● Your task
Drop all images and give the records again exactly.

>> start Data to use

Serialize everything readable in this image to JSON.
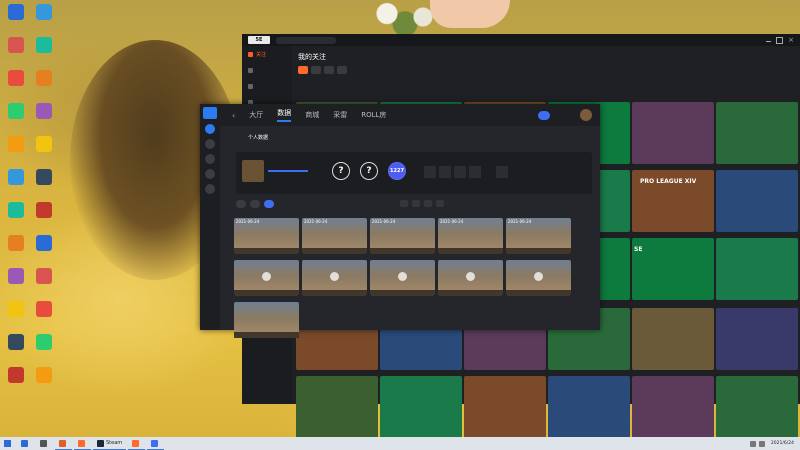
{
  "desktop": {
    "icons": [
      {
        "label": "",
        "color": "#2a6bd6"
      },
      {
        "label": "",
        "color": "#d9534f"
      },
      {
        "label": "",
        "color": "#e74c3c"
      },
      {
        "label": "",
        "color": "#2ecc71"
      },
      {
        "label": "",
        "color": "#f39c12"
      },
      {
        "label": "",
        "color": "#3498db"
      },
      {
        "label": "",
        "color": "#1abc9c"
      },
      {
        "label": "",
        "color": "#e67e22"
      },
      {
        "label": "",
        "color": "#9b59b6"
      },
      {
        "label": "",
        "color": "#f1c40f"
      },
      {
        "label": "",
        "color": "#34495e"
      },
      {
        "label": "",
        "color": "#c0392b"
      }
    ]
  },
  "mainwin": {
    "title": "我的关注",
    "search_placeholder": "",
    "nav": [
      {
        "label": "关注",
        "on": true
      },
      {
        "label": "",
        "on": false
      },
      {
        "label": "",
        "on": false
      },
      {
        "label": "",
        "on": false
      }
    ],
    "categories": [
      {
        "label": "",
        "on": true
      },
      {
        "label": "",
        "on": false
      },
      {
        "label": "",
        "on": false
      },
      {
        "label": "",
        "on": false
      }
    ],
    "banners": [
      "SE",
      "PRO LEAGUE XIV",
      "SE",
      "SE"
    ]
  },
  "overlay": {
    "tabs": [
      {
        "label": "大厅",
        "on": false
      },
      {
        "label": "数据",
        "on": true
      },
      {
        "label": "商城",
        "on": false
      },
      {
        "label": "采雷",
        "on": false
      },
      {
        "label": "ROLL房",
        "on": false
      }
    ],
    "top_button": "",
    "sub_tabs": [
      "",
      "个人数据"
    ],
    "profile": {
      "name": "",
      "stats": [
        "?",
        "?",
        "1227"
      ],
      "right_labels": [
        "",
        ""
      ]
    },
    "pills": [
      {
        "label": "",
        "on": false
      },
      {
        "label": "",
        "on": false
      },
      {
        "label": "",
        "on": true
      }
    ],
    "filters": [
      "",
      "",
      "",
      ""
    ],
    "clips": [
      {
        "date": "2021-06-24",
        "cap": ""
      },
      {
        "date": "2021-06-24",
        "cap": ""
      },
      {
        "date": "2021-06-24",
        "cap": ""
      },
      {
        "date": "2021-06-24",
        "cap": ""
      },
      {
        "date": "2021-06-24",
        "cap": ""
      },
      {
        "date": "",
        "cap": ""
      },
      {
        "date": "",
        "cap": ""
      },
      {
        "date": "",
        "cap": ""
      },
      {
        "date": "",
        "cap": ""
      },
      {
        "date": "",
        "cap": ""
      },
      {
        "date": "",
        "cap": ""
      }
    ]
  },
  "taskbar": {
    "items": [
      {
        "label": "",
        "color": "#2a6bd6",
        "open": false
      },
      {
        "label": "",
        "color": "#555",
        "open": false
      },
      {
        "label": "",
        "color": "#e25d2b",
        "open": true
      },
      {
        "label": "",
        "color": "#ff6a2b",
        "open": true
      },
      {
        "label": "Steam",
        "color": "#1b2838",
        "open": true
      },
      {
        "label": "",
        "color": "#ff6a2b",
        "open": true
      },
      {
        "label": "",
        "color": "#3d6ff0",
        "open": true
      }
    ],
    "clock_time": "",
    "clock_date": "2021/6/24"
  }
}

>> end Data to use

● Full output
Serialize everything readable in this image to JSON.
{
  "desktop": {
    "icons": [
      {
        "label": "",
        "color": "#2a6bd6"
      },
      {
        "label": "",
        "color": "#d9534f"
      },
      {
        "label": "",
        "color": "#e74c3c"
      },
      {
        "label": "",
        "color": "#2ecc71"
      },
      {
        "label": "",
        "color": "#f39c12"
      },
      {
        "label": "",
        "color": "#3498db"
      },
      {
        "label": "",
        "color": "#1abc9c"
      },
      {
        "label": "",
        "color": "#e67e22"
      },
      {
        "label": "",
        "color": "#9b59b6"
      },
      {
        "label": "",
        "color": "#f1c40f"
      },
      {
        "label": "",
        "color": "#34495e"
      },
      {
        "label": "",
        "color": "#c0392b"
      }
    ]
  },
  "mainwin": {
    "title": "我的关注",
    "search_placeholder": "",
    "nav": [
      {
        "label": "关注",
        "on": true
      },
      {
        "label": "",
        "on": false
      },
      {
        "label": "",
        "on": false
      },
      {
        "label": "",
        "on": false
      }
    ],
    "categories": [
      {
        "label": "",
        "on": true
      },
      {
        "label": "",
        "on": false
      },
      {
        "label": "",
        "on": false
      },
      {
        "label": "",
        "on": false
      }
    ],
    "banners": [
      "SE",
      "PRO LEAGUE XIV",
      "SE",
      "SE"
    ]
  },
  "overlay": {
    "tabs": [
      {
        "label": "大厅",
        "on": false
      },
      {
        "label": "数据",
        "on": true
      },
      {
        "label": "商城",
        "on": false
      },
      {
        "label": "采雷",
        "on": false
      },
      {
        "label": "ROLL房",
        "on": false
      }
    ],
    "top_button": "",
    "sub_tabs": [
      "",
      "个人数据"
    ],
    "profile": {
      "name": "",
      "stats": [
        "?",
        "?",
        "1227"
      ],
      "right_labels": [
        "",
        ""
      ]
    },
    "pills": [
      {
        "label": "",
        "on": false
      },
      {
        "label": "",
        "on": false
      },
      {
        "label": "",
        "on": true
      }
    ],
    "filters": [
      "",
      "",
      "",
      ""
    ],
    "clips": [
      {
        "date": "2021-06-24",
        "cap": ""
      },
      {
        "date": "2021-06-24",
        "cap": ""
      },
      {
        "date": "2021-06-24",
        "cap": ""
      },
      {
        "date": "2021-06-24",
        "cap": ""
      },
      {
        "date": "2021-06-24",
        "cap": ""
      },
      {
        "date": "",
        "cap": ""
      },
      {
        "date": "",
        "cap": ""
      },
      {
        "date": "",
        "cap": ""
      },
      {
        "date": "",
        "cap": ""
      },
      {
        "date": "",
        "cap": ""
      },
      {
        "date": "",
        "cap": ""
      }
    ]
  },
  "taskbar": {
    "items": [
      {
        "label": "",
        "color": "#2a6bd6",
        "open": false
      },
      {
        "label": "",
        "color": "#555",
        "open": false
      },
      {
        "label": "",
        "color": "#e25d2b",
        "open": true
      },
      {
        "label": "",
        "color": "#ff6a2b",
        "open": true
      },
      {
        "label": "Steam",
        "color": "#1b2838",
        "open": true
      },
      {
        "label": "",
        "color": "#ff6a2b",
        "open": true
      },
      {
        "label": "",
        "color": "#3d6ff0",
        "open": true
      }
    ],
    "clock_time": "",
    "clock_date": "2021/6/24"
  }
}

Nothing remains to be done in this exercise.